[YOUR GOAL]:
From the line that contains "What's the underlying" to the last line of the data below, transcribe every line exactly. Do not include the pictures.
* start MATERIAL FOR THIS EXERCISE *
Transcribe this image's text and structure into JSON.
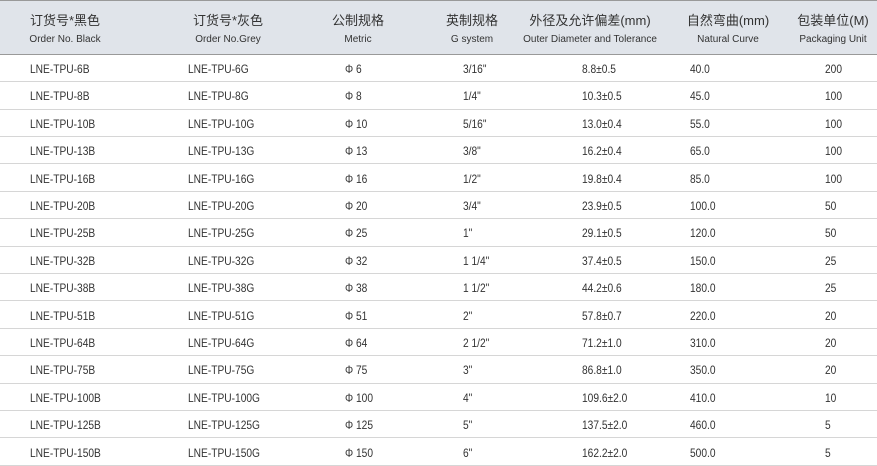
{
  "headers": [
    {
      "zh": "订货号*黑色",
      "en": "Order No. Black"
    },
    {
      "zh": "订货号*灰色",
      "en": "Order No.Grey"
    },
    {
      "zh": "公制规格",
      "en": "Metric"
    },
    {
      "zh": "英制规格",
      "en": "G system"
    },
    {
      "zh": "外径及允许偏差(mm)",
      "en": "Outer Diameter and Tolerance"
    },
    {
      "zh": "自然弯曲(mm)",
      "en": "Natural Curve"
    },
    {
      "zh": "包装单位(M)",
      "en": "Packaging Unit"
    }
  ],
  "rows": [
    [
      "LNE-TPU-6B",
      "LNE-TPU-6G",
      "Φ 6",
      "3/16\"",
      "8.8±0.5",
      "40.0",
      "200"
    ],
    [
      "LNE-TPU-8B",
      "LNE-TPU-8G",
      "Φ 8",
      "1/4\"",
      "10.3±0.5",
      "45.0",
      "100"
    ],
    [
      "LNE-TPU-10B",
      "LNE-TPU-10G",
      "Φ 10",
      "5/16\"",
      "13.0±0.4",
      "55.0",
      "100"
    ],
    [
      "LNE-TPU-13B",
      "LNE-TPU-13G",
      "Φ 13",
      "3/8\"",
      "16.2±0.4",
      "65.0",
      "100"
    ],
    [
      "LNE-TPU-16B",
      "LNE-TPU-16G",
      "Φ 16",
      "1/2\"",
      "19.8±0.4",
      "85.0",
      "100"
    ],
    [
      "LNE-TPU-20B",
      "LNE-TPU-20G",
      "Φ 20",
      "3/4\"",
      "23.9±0.5",
      "100.0",
      "50"
    ],
    [
      "LNE-TPU-25B",
      "LNE-TPU-25G",
      "Φ 25",
      "1\"",
      "29.1±0.5",
      "120.0",
      "50"
    ],
    [
      "LNE-TPU-32B",
      "LNE-TPU-32G",
      "Φ 32",
      "1 1/4\"",
      "37.4±0.5",
      "150.0",
      "25"
    ],
    [
      "LNE-TPU-38B",
      "LNE-TPU-38G",
      "Φ 38",
      "1 1/2\"",
      "44.2±0.6",
      "180.0",
      "25"
    ],
    [
      "LNE-TPU-51B",
      "LNE-TPU-51G",
      "Φ 51",
      "2\"",
      "57.8±0.7",
      "220.0",
      "20"
    ],
    [
      "LNE-TPU-64B",
      "LNE-TPU-64G",
      "Φ 64",
      "2 1/2\"",
      "71.2±1.0",
      "310.0",
      "20"
    ],
    [
      "LNE-TPU-75B",
      "LNE-TPU-75G",
      "Φ 75",
      "3\"",
      "86.8±1.0",
      "350.0",
      "20"
    ],
    [
      "LNE-TPU-100B",
      "LNE-TPU-100G",
      "Φ 100",
      "4\"",
      "109.6±2.0",
      "410.0",
      "10"
    ],
    [
      "LNE-TPU-125B",
      "LNE-TPU-125G",
      "Φ 125",
      "5\"",
      "137.5±2.0",
      "460.0",
      "5"
    ],
    [
      "LNE-TPU-150B",
      "LNE-TPU-150G",
      "Φ 150",
      "6\"",
      "162.2±2.0",
      "500.0",
      "5"
    ]
  ]
}
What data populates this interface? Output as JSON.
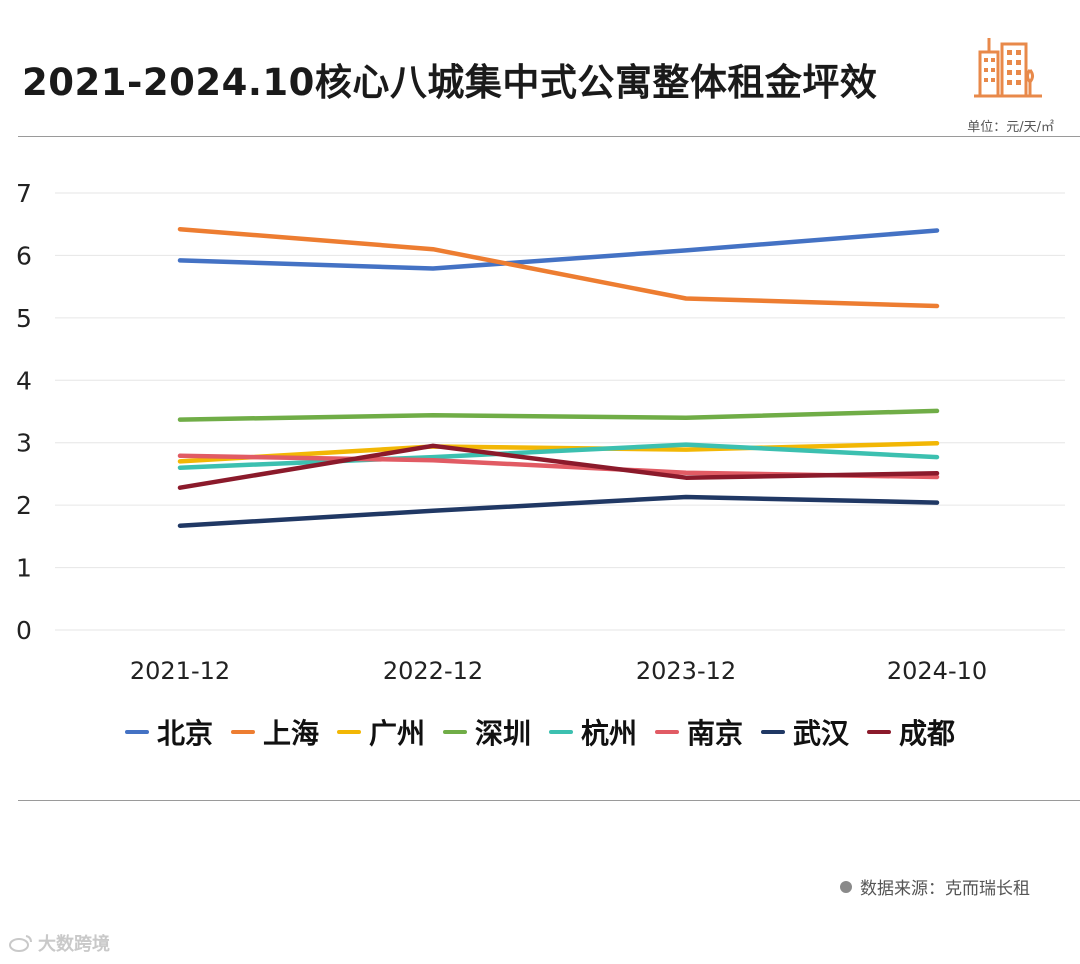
{
  "header": {
    "title": "2021-2024.10核心八城集中式公寓整体租金坪效",
    "unit": "单位：元/天/㎡"
  },
  "footer": {
    "source": "数据来源：克而瑞长租",
    "watermark": "大数跨境"
  },
  "icons": {
    "logo": "buildings-icon",
    "source_bullet": "dot-icon",
    "watermark_logo": "weibo-icon"
  },
  "chart_data": {
    "type": "line",
    "title": "2021-2024.10核心八城集中式公寓整体租金坪效",
    "xlabel": "",
    "ylabel": "",
    "categories": [
      "2021-12",
      "2022-12",
      "2023-12",
      "2024-10"
    ],
    "ylim": [
      0,
      7
    ],
    "yticks": [
      0,
      1,
      2,
      3,
      4,
      5,
      6,
      7
    ],
    "grid": true,
    "legend_position": "bottom",
    "series": [
      {
        "name": "北京",
        "color": "#4472C4",
        "values": [
          5.92,
          5.79,
          6.08,
          6.4
        ]
      },
      {
        "name": "上海",
        "color": "#ED7D31",
        "values": [
          6.42,
          6.1,
          5.31,
          5.19
        ]
      },
      {
        "name": "广州",
        "color": "#F2B705",
        "values": [
          2.7,
          2.94,
          2.89,
          2.99
        ]
      },
      {
        "name": "深圳",
        "color": "#70AD47",
        "values": [
          3.37,
          3.44,
          3.4,
          3.51
        ]
      },
      {
        "name": "杭州",
        "color": "#3CC0B0",
        "values": [
          2.6,
          2.77,
          2.97,
          2.77
        ]
      },
      {
        "name": "南京",
        "color": "#E15B64",
        "values": [
          2.79,
          2.72,
          2.52,
          2.45
        ]
      },
      {
        "name": "武汉",
        "color": "#203864",
        "values": [
          1.67,
          1.91,
          2.13,
          2.04
        ]
      },
      {
        "name": "成都",
        "color": "#8B1A2B",
        "values": [
          2.28,
          2.95,
          2.44,
          2.51
        ]
      }
    ]
  }
}
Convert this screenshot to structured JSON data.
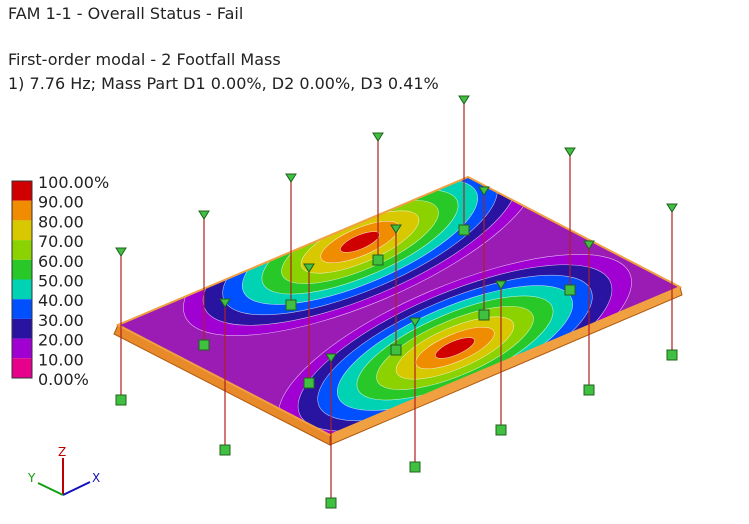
{
  "header": {
    "title": "FAM 1-1 - Overall Status - Fail",
    "subtitle": "First-order modal - 2 Footfall Mass",
    "mode": "1) 7.76 Hz; Mass Part D1 0.00%, D2 0.00%, D3 0.41%"
  },
  "legend": {
    "labels": [
      "100.00%",
      "90.00",
      "80.00",
      "70.00",
      "60.00",
      "50.00",
      "40.00",
      "30.00",
      "20.00",
      "10.00",
      "0.00%"
    ],
    "colors": [
      "#d00000",
      "#f08c00",
      "#d8c800",
      "#8cd200",
      "#28c828",
      "#00d2b4",
      "#0050ff",
      "#2814a0",
      "#a000d2",
      "#e6008c"
    ]
  },
  "triad": {
    "x": "X",
    "y": "Y",
    "z": "Z"
  }
}
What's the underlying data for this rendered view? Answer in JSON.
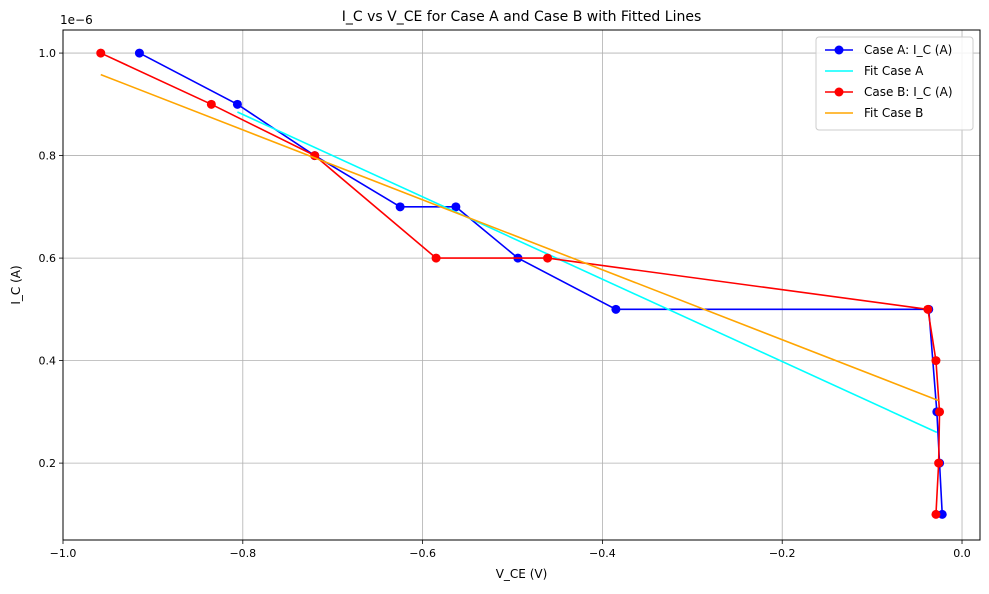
{
  "chart_data": {
    "type": "line",
    "title": "I_C vs V_CE for Case A and Case B with Fitted Lines",
    "xlabel": "V_CE (V)",
    "ylabel": "I_C (A)",
    "y_offset_label": "1e−6",
    "xlim": [
      -1.0,
      0.02
    ],
    "ylim": [
      0.05,
      1.045
    ],
    "x_ticks": [
      -1.0,
      -0.8,
      -0.6,
      -0.4,
      -0.2,
      0.0
    ],
    "x_tick_labels": [
      "−1.0",
      "−0.8",
      "−0.6",
      "−0.4",
      "−0.2",
      "0.0"
    ],
    "y_ticks": [
      0.2,
      0.4,
      0.6,
      0.8,
      1.0
    ],
    "y_tick_labels": [
      "0.2",
      "0.4",
      "0.6",
      "0.8",
      "1.0"
    ],
    "grid": true,
    "legend_position": "top-right",
    "series": [
      {
        "name": "Case A: I_C (A)",
        "kind": "line-marker",
        "color": "#0000ff",
        "x": [
          -0.915,
          -0.806,
          -0.72,
          -0.625,
          -0.563,
          -0.494,
          -0.385,
          -0.037,
          -0.028,
          -0.025,
          -0.022
        ],
        "y": [
          1.0,
          0.9,
          0.8,
          0.7,
          0.7,
          0.6,
          0.5,
          0.5,
          0.3,
          0.2,
          0.1
        ]
      },
      {
        "name": "Fit Case A",
        "kind": "line",
        "color": "#00ffff",
        "x": [
          -0.806,
          -0.028
        ],
        "y": [
          0.885,
          0.26
        ]
      },
      {
        "name": "Case B: I_C (A)",
        "kind": "line-marker",
        "color": "#ff0000",
        "x": [
          -0.958,
          -0.835,
          -0.72,
          -0.585,
          -0.461,
          -0.038,
          -0.029,
          -0.025,
          -0.026,
          -0.029
        ],
        "y": [
          1.0,
          0.9,
          0.8,
          0.6,
          0.6,
          0.5,
          0.4,
          0.3,
          0.2,
          0.1
        ]
      },
      {
        "name": "Fit Case B",
        "kind": "line",
        "color": "#ffa500",
        "x": [
          -0.958,
          -0.026
        ],
        "y": [
          0.958,
          0.322
        ]
      }
    ]
  }
}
* end MATERIAL FOR THIS EXERCISE *
[TASK RESPONSE]:
What's the underlying data for this rendered view? Answer in JSON.
{
  "chart_data": {
    "type": "line",
    "title": "I_C vs V_CE for Case A and Case B with Fitted Lines",
    "xlabel": "V_CE (V)",
    "ylabel": "I_C (A)",
    "y_offset_label": "1e−6",
    "xlim": [
      -1.0,
      0.02
    ],
    "ylim": [
      0.05,
      1.045
    ],
    "x_ticks": [
      -1.0,
      -0.8,
      -0.6,
      -0.4,
      -0.2,
      0.0
    ],
    "x_tick_labels": [
      "−1.0",
      "−0.8",
      "−0.6",
      "−0.4",
      "−0.2",
      "0.0"
    ],
    "y_ticks": [
      0.2,
      0.4,
      0.6,
      0.8,
      1.0
    ],
    "y_tick_labels": [
      "0.2",
      "0.4",
      "0.6",
      "0.8",
      "1.0"
    ],
    "grid": true,
    "legend_position": "top-right",
    "series": [
      {
        "name": "Case A: I_C (A)",
        "kind": "line-marker",
        "color": "#0000ff",
        "x": [
          -0.915,
          -0.806,
          -0.72,
          -0.625,
          -0.563,
          -0.494,
          -0.385,
          -0.037,
          -0.028,
          -0.025,
          -0.022
        ],
        "y": [
          1.0,
          0.9,
          0.8,
          0.7,
          0.7,
          0.6,
          0.5,
          0.5,
          0.3,
          0.2,
          0.1
        ]
      },
      {
        "name": "Fit Case A",
        "kind": "line",
        "color": "#00ffff",
        "x": [
          -0.806,
          -0.028
        ],
        "y": [
          0.885,
          0.26
        ]
      },
      {
        "name": "Case B: I_C (A)",
        "kind": "line-marker",
        "color": "#ff0000",
        "x": [
          -0.958,
          -0.835,
          -0.72,
          -0.585,
          -0.461,
          -0.038,
          -0.029,
          -0.025,
          -0.026,
          -0.029
        ],
        "y": [
          1.0,
          0.9,
          0.8,
          0.6,
          0.6,
          0.5,
          0.4,
          0.3,
          0.2,
          0.1
        ]
      },
      {
        "name": "Fit Case B",
        "kind": "line",
        "color": "#ffa500",
        "x": [
          -0.958,
          -0.026
        ],
        "y": [
          0.958,
          0.322
        ]
      }
    ]
  }
}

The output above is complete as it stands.